DO THIS: Please extract every line of the material below verbatim.

* Begin LISTING *

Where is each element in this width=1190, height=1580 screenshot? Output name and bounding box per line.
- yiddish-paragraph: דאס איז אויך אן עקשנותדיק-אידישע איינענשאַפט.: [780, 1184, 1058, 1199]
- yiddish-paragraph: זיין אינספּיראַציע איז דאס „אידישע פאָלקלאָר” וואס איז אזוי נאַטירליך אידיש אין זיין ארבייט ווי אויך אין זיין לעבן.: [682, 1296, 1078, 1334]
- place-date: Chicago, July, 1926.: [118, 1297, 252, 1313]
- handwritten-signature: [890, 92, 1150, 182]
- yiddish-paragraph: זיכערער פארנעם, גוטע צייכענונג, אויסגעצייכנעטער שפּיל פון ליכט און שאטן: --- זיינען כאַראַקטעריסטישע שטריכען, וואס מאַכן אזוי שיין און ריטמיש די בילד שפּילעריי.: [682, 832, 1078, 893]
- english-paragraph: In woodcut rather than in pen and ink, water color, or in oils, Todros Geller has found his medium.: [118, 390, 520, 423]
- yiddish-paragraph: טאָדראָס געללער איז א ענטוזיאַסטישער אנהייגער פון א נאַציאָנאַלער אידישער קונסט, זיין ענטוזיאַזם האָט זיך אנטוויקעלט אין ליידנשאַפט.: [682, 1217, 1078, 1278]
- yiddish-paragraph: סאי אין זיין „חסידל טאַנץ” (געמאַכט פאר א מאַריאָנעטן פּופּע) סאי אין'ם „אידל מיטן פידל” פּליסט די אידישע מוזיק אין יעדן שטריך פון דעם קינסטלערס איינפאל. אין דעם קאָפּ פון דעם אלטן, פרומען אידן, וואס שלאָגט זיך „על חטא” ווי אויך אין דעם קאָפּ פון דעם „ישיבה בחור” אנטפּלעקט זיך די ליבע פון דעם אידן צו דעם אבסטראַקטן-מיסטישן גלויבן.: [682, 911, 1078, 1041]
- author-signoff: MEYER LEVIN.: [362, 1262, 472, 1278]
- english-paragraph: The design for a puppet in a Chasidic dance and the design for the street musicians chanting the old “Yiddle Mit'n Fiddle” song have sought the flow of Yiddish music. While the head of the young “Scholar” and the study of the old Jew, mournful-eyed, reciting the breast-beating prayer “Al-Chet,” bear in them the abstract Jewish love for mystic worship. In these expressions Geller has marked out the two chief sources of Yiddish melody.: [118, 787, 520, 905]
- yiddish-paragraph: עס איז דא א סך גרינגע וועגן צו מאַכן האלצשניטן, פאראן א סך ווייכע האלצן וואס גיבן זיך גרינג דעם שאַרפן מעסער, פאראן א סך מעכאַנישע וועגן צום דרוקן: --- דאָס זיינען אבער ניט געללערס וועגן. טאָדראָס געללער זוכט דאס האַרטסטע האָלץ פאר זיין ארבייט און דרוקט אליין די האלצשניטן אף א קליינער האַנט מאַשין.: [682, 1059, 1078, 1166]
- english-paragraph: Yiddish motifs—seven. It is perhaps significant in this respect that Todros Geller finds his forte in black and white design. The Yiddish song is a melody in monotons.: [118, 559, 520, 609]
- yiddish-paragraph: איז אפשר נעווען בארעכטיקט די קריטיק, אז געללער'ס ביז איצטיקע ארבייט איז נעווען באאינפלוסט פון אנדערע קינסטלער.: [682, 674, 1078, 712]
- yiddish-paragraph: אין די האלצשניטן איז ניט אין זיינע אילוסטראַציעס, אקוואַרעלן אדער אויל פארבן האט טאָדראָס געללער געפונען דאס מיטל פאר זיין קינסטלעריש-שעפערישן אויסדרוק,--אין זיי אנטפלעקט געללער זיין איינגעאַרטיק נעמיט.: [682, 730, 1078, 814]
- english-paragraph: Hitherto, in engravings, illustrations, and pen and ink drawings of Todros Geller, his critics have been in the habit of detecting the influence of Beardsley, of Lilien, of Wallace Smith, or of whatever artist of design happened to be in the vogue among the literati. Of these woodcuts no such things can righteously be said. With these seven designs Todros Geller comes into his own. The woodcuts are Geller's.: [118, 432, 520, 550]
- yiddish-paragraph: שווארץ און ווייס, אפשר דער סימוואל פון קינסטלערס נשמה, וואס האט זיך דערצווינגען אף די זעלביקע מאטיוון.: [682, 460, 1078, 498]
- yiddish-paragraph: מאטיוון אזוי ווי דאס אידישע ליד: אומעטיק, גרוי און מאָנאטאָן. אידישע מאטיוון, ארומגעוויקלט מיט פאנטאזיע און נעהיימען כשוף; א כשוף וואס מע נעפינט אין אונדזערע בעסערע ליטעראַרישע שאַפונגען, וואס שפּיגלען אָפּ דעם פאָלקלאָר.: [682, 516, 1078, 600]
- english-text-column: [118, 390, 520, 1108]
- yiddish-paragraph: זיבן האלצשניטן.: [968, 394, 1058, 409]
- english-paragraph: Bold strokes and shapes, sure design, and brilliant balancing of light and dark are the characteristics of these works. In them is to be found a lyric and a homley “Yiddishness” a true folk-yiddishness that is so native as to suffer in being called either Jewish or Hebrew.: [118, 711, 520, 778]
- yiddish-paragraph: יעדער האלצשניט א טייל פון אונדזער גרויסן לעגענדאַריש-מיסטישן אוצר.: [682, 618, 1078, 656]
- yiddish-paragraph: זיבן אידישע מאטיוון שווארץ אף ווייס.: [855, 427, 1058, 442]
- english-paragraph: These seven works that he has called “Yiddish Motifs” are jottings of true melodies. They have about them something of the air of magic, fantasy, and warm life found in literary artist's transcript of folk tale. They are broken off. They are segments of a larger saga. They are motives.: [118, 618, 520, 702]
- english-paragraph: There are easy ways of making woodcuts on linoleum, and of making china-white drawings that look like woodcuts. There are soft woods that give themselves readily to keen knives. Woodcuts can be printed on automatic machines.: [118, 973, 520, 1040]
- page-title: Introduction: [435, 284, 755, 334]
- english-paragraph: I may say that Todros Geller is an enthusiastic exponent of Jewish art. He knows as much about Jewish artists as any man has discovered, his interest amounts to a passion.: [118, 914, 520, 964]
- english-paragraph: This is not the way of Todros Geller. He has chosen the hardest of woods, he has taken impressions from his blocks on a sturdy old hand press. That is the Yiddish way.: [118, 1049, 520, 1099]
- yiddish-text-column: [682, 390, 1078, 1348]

* End LISTING *

EXPECTED ANSWER:
Where is each element in this width=1190, height=1580 screenshot? Output name and bounding box per line.
- yiddish-paragraph: דאס איז אויך אן עקשנותדיק-אידישע איינענשאַפט.: [780, 1184, 1058, 1199]
- yiddish-paragraph: זיין אינספּיראַציע איז דאס „אידישע פאָלקלאָר” וואס איז אזוי נאַטירליך אידיש אין זיין ארבייט ווי אויך אין זיין לעבן.: [682, 1296, 1078, 1334]
- place-date: Chicago, July, 1926.: [118, 1297, 252, 1313]
- handwritten-signature: [890, 92, 1150, 182]
- yiddish-paragraph: זיכערער פארנעם, גוטע צייכענונג, אויסגעצייכנעטער שפּיל פון ליכט און שאטן: --- זיינען כאַראַקטעריסטישע שטריכען, וואס מאַכן אזוי שיין און ריטמיש די בילד שפּילעריי.: [682, 832, 1078, 893]
- english-paragraph: In woodcut rather than in pen and ink, water color, or in oils, Todros Geller has found his medium.: [118, 390, 520, 423]
- yiddish-paragraph: טאָדראָס געללער איז א ענטוזיאַסטישער אנהייגער פון א נאַציאָנאַלער אידישער קונסט, זיין ענטוזיאַזם האָט זיך אנטוויקעלט אין ליידנשאַפט.: [682, 1217, 1078, 1278]
- yiddish-paragraph: סאי אין זיין „חסידל טאַנץ” (געמאַכט פאר א מאַריאָנעטן פּופּע) סאי אין'ם „אידל מיטן פידל” פּליסט די אידישע מוזיק אין יעדן שטריך פון דעם קינסטלערס איינפאל. אין דעם קאָפּ פון דעם אלטן, פרומען אידן, וואס שלאָגט זיך „על חטא” ווי אויך אין דעם קאָפּ פון דעם „ישיבה בחור” אנטפּלעקט זיך די ליבע פון דעם אידן צו דעם אבסטראַקטן-מיסטישן גלויבן.: [682, 911, 1078, 1041]
- author-signoff: MEYER LEVIN.: [362, 1262, 472, 1278]
- english-paragraph: The design for a puppet in a Chasidic dance and the design for the street musicians chanting the old “Yiddle Mit'n Fiddle” song have sought the flow of Yiddish music. While the head of the young “Scholar” and the study of the old Jew, mournful-eyed, reciting the breast-beating prayer “Al-Chet,” bear in them the abstract Jewish love for mystic worship. In these expressions Geller has marked out the two chief sources of Yiddish melody.: [118, 787, 520, 905]
- yiddish-paragraph: עס איז דא א סך גרינגע וועגן צו מאַכן האלצשניטן, פאראן א סך ווייכע האלצן וואס גיבן זיך גרינג דעם שאַרפן מעסער, פאראן א סך מעכאַנישע וועגן צום דרוקן: --- דאָס זיינען אבער ניט געללערס וועגן. טאָדראָס געללער זוכט דאס האַרטסטע האָלץ פאר זיין ארבייט און דרוקט אליין די האלצשניטן אף א קליינער האַנט מאַשין.: [682, 1059, 1078, 1166]
- english-paragraph: Yiddish motifs—seven. It is perhaps significant in this respect that Todros Geller finds his forte in black and white design. The Yiddish song is a melody in monotons.: [118, 559, 520, 609]
- yiddish-paragraph: איז אפשר נעווען בארעכטיקט די קריטיק, אז געללער'ס ביז איצטיקע ארבייט איז נעווען באאינפלוסט פון אנדערע קינסטלער.: [682, 674, 1078, 712]
- yiddish-paragraph: אין די האלצשניטן איז ניט אין זיינע אילוסטראַציעס, אקוואַרעלן אדער אויל פארבן האט טאָדראָס געללער געפונען דאס מיטל פאר זיין קינסטלעריש-שעפערישן אויסדרוק,--אין זיי אנטפלעקט געללער זיין איינגעאַרטיק נעמיט.: [682, 730, 1078, 814]
- english-paragraph: Hitherto, in engravings, illustrations, and pen and ink drawings of Todros Geller, his critics have been in the habit of detecting the influence of Beardsley, of Lilien, of Wallace Smith, or of whatever artist of design happened to be in the vogue among the literati. Of these woodcuts no such things can righteously be said. With these seven designs Todros Geller comes into his own. The woodcuts are Geller's.: [118, 432, 520, 550]
- yiddish-paragraph: שווארץ און ווייס, אפשר דער סימוואל פון קינסטלערס נשמה, וואס האט זיך דערצווינגען אף די זעלביקע מאטיוון.: [682, 460, 1078, 498]
- yiddish-paragraph: מאטיוון אזוי ווי דאס אידישע ליד: אומעטיק, גרוי און מאָנאטאָן. אידישע מאטיוון, ארומגעוויקלט מיט פאנטאזיע און נעהיימען כשוף; א כשוף וואס מע נעפינט אין אונדזערע בעסערע ליטעראַרישע שאַפונגען, וואס שפּיגלען אָפּ דעם פאָלקלאָר.: [682, 516, 1078, 600]
- english-text-column: [118, 390, 520, 1108]
- yiddish-paragraph: זיבן האלצשניטן.: [968, 394, 1058, 409]
- english-paragraph: Bold strokes and shapes, sure design, and brilliant balancing of light and dark are the characteristics of these works. In them is to be found a lyric and a homley “Yiddishness” a true folk-yiddishness that is so native as to suffer in being called either Jewish or Hebrew.: [118, 711, 520, 778]
- yiddish-paragraph: יעדער האלצשניט א טייל פון אונדזער גרויסן לעגענדאַריש-מיסטישן אוצר.: [682, 618, 1078, 656]
- yiddish-paragraph: זיבן אידישע מאטיוון שווארץ אף ווייס.: [855, 427, 1058, 442]
- english-paragraph: These seven works that he has called “Yiddish Motifs” are jottings of true melodies. They have about them something of the air of magic, fantasy, and warm life found in literary artist's transcript of folk tale. They are broken off. They are segments of a larger saga. They are motives.: [118, 618, 520, 702]
- english-paragraph: There are easy ways of making woodcuts on linoleum, and of making china-white drawings that look like woodcuts. There are soft woods that give themselves readily to keen knives. Woodcuts can be printed on automatic machines.: [118, 973, 520, 1040]
- page-title: Introduction: [435, 284, 755, 334]
- english-paragraph: I may say that Todros Geller is an enthusiastic exponent of Jewish art. He knows as much about Jewish artists as any man has discovered, his interest amounts to a passion.: [118, 914, 520, 964]
- english-paragraph: This is not the way of Todros Geller. He has chosen the hardest of woods, he has taken impressions from his blocks on a sturdy old hand press. That is the Yiddish way.: [118, 1049, 520, 1099]
- yiddish-text-column: [682, 390, 1078, 1348]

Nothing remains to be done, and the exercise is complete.